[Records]
══════════

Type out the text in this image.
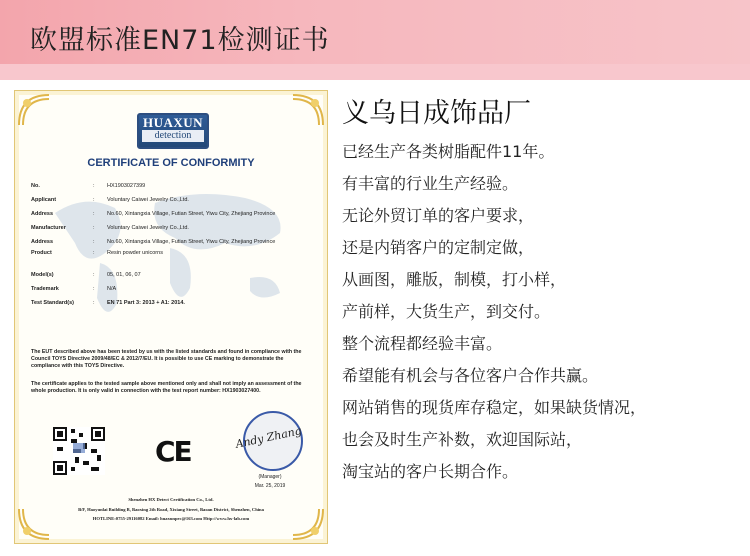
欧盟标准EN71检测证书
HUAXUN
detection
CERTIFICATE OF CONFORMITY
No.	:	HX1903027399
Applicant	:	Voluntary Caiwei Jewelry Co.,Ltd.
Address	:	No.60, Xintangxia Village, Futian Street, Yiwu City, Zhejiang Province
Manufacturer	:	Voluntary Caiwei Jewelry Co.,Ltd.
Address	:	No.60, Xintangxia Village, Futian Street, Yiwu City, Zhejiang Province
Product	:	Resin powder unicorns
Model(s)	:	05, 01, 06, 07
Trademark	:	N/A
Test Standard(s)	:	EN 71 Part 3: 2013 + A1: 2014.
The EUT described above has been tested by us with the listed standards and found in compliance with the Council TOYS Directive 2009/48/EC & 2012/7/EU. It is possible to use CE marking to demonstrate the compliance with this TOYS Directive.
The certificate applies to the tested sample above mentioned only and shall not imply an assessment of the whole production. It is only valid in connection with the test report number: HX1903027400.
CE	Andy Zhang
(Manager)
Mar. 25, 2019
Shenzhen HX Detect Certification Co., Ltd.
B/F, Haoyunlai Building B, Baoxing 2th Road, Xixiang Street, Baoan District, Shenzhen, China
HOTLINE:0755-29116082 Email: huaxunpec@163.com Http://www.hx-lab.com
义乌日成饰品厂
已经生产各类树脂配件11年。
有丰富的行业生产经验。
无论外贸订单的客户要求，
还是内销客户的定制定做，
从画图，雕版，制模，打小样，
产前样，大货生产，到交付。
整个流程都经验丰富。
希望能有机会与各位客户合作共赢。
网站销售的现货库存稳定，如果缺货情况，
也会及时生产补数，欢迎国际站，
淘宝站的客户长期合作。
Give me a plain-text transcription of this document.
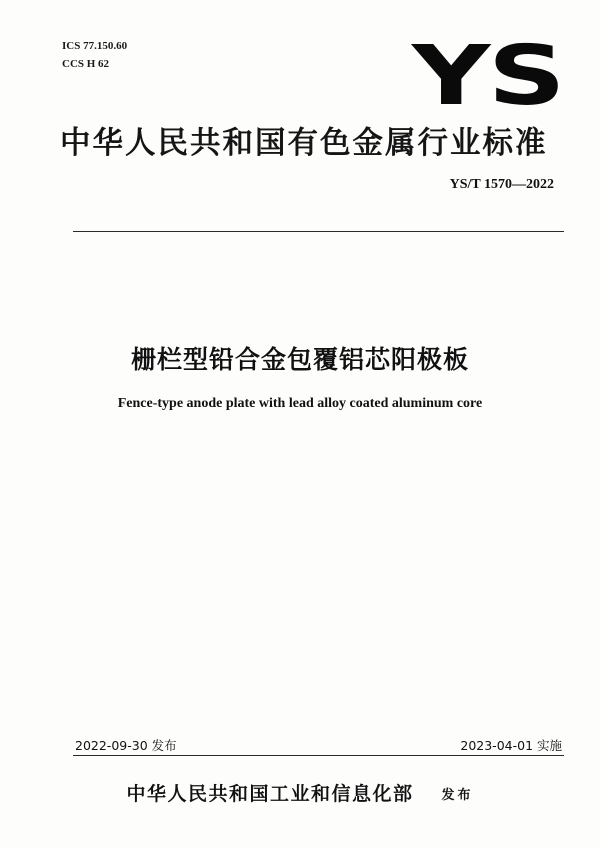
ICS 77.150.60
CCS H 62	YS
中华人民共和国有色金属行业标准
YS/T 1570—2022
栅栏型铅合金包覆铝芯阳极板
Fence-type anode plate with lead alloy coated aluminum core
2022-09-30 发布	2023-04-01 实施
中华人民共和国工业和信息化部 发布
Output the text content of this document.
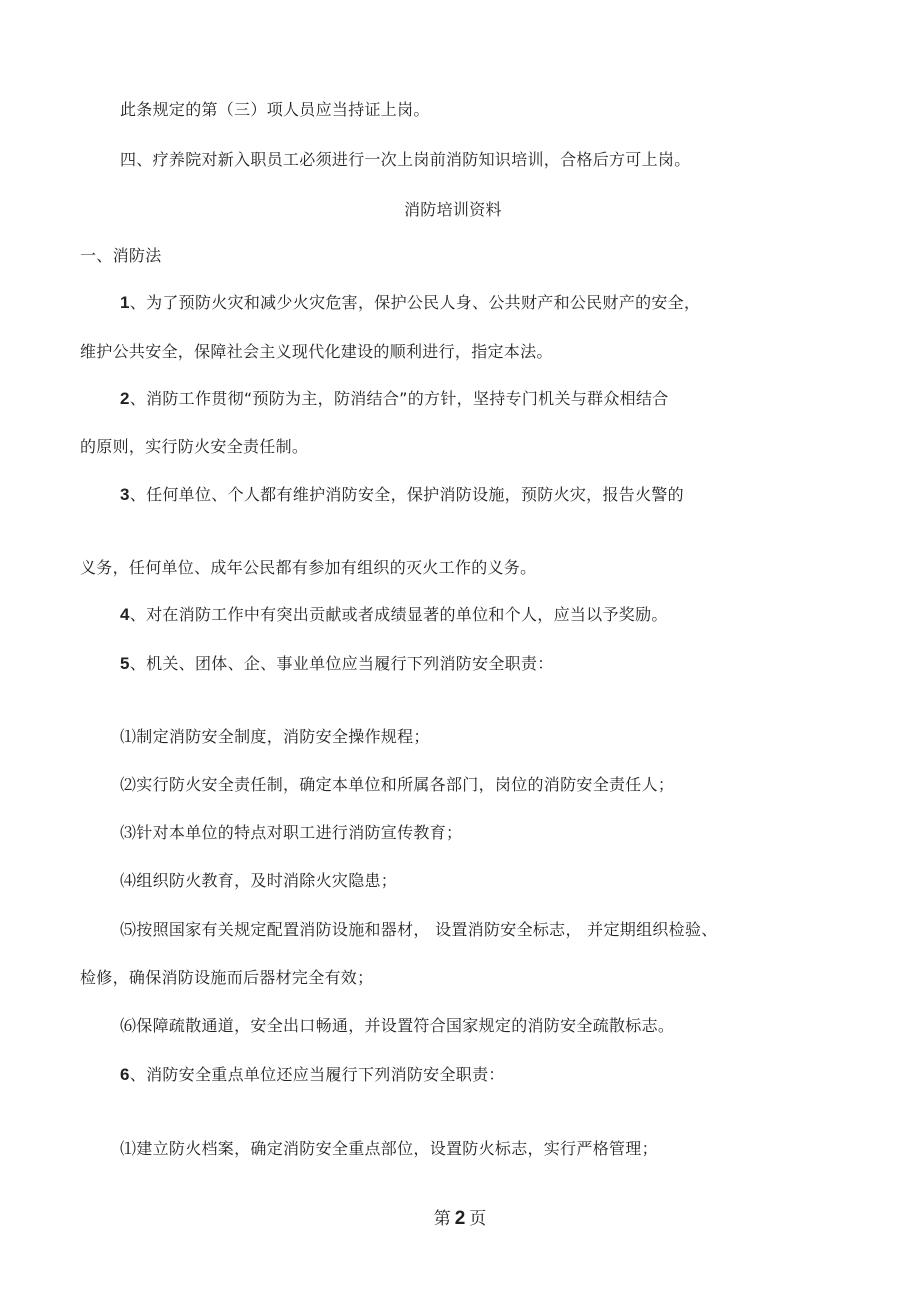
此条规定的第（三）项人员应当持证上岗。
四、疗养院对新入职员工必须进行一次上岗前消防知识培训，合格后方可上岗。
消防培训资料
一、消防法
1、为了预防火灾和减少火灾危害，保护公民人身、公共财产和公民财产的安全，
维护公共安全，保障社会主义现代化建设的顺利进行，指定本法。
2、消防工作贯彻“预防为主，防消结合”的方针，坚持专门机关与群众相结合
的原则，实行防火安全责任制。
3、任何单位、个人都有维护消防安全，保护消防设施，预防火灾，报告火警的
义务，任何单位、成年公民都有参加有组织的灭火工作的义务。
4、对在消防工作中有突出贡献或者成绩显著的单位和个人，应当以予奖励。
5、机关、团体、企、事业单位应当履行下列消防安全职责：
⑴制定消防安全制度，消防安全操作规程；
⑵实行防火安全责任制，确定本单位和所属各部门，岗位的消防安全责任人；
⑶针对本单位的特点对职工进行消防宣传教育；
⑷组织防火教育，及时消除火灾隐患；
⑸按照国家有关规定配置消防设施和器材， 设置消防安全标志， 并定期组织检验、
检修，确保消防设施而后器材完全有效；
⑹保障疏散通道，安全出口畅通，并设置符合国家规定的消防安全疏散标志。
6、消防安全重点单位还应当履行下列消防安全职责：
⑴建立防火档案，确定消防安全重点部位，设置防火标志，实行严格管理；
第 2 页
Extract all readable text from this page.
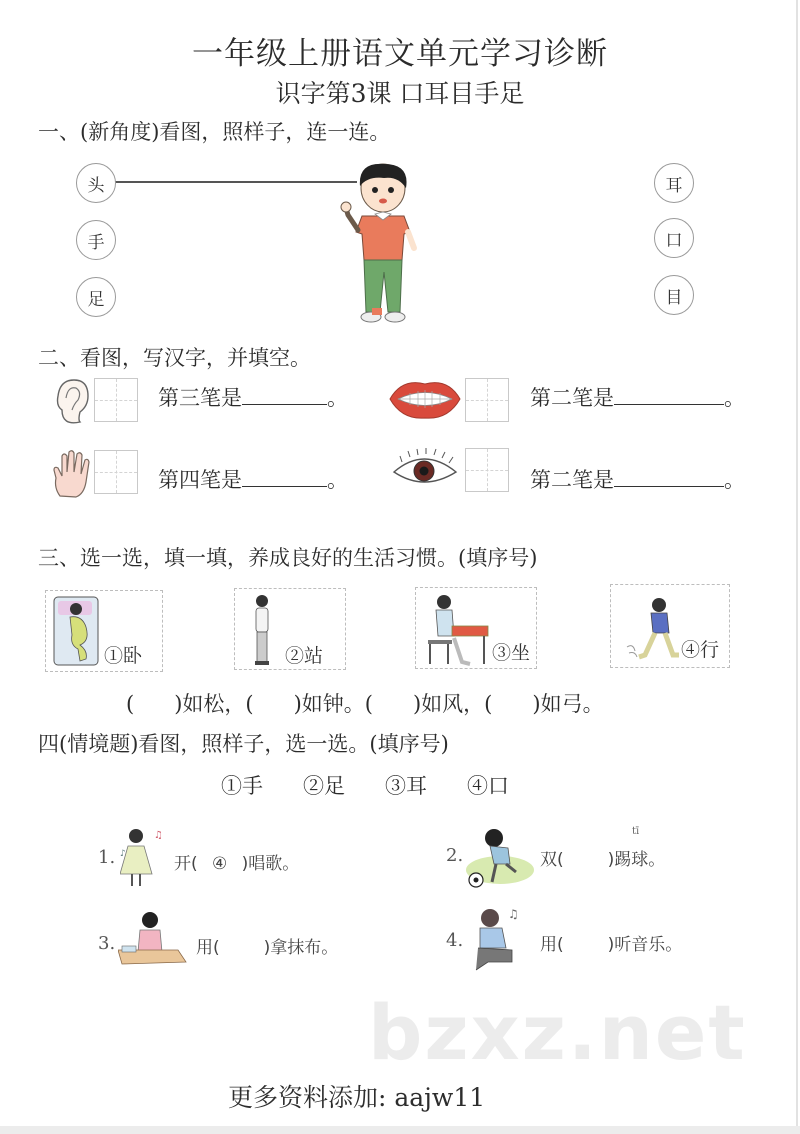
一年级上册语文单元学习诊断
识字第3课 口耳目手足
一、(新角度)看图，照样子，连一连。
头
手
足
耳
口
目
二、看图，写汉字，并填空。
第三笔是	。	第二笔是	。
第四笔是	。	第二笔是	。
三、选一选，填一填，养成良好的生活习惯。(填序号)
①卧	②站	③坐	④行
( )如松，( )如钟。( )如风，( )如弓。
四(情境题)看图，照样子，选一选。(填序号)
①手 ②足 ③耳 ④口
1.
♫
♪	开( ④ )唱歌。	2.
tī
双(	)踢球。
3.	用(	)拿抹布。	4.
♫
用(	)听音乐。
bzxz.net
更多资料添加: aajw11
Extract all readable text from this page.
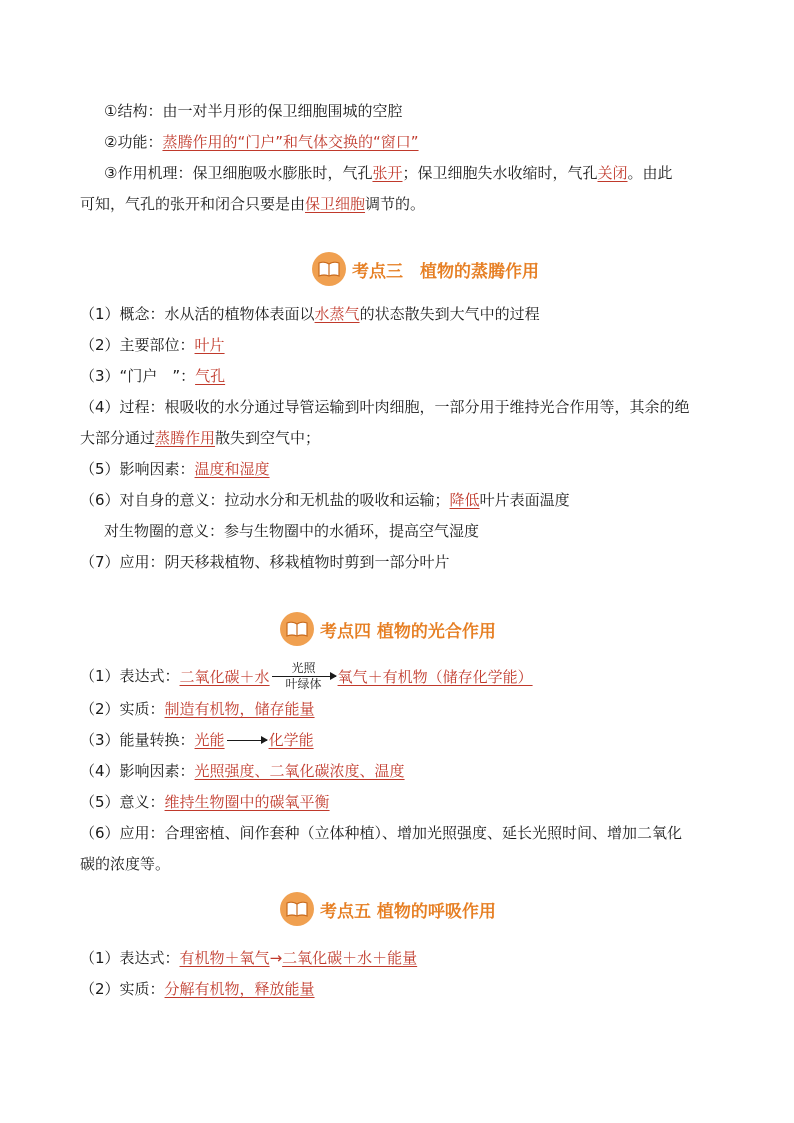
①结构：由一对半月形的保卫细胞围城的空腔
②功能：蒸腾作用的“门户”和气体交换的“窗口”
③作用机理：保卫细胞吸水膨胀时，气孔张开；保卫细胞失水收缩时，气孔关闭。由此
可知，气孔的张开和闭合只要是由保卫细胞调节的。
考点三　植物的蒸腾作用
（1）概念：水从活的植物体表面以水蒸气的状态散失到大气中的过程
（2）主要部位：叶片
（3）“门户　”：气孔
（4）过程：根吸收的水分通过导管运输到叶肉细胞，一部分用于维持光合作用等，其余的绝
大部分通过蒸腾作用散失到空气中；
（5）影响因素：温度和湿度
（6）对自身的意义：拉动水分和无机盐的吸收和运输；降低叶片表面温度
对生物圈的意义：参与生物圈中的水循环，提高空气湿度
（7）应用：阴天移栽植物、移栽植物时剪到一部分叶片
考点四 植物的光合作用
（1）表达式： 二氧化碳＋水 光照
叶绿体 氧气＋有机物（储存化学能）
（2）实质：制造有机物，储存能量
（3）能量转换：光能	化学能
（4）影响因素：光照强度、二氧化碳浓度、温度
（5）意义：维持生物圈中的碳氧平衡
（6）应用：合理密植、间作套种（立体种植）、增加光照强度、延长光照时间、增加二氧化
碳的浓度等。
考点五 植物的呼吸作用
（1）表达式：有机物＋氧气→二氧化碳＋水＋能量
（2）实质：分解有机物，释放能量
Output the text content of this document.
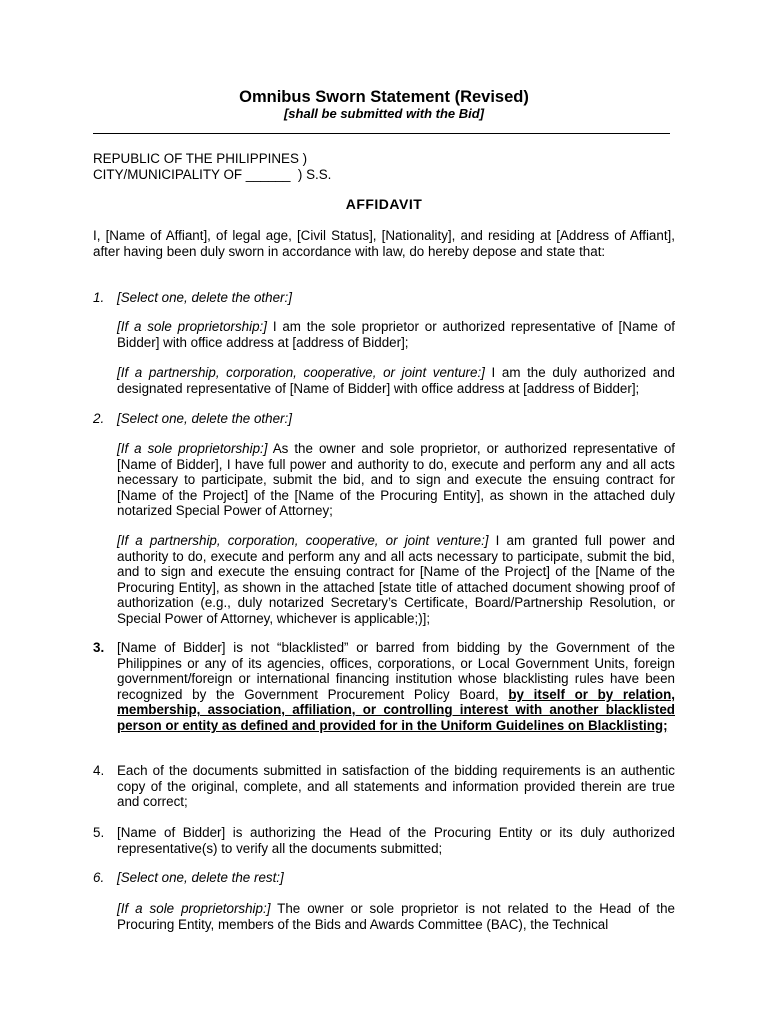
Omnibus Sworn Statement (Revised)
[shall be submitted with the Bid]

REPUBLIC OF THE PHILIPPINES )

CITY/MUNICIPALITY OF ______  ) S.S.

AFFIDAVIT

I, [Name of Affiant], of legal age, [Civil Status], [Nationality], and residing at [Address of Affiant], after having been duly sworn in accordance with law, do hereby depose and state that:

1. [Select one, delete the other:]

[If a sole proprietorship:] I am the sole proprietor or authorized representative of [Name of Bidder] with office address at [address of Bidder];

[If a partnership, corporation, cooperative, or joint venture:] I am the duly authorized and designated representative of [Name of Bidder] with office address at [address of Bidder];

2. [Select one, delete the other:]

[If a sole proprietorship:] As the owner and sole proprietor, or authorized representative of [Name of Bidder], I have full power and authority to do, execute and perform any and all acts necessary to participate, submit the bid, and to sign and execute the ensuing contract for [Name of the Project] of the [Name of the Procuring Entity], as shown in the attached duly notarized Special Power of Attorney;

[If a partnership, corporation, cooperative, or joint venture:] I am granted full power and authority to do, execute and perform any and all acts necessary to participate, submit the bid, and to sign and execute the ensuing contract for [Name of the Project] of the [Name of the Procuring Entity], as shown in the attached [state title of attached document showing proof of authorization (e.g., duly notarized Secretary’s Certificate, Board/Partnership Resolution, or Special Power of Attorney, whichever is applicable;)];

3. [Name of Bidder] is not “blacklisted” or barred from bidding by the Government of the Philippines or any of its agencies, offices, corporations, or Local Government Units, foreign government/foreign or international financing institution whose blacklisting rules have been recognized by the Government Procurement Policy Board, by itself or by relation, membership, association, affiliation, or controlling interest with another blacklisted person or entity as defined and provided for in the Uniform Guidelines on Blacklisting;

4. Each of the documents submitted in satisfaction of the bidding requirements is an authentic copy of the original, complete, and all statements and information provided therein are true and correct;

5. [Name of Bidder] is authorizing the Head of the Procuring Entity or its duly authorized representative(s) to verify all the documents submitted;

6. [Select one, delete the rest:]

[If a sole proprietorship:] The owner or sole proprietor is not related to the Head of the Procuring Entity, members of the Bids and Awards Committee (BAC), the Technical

══════════

What is needed: Copy in full each line that holds the word "任何单位".

Written solution:
3、任何单位、个人都有维护消防安全，保护消防设施，预防火灾，报告火警的
义务，任何单位、成年公民都有参加有组织的灭火工作的义务。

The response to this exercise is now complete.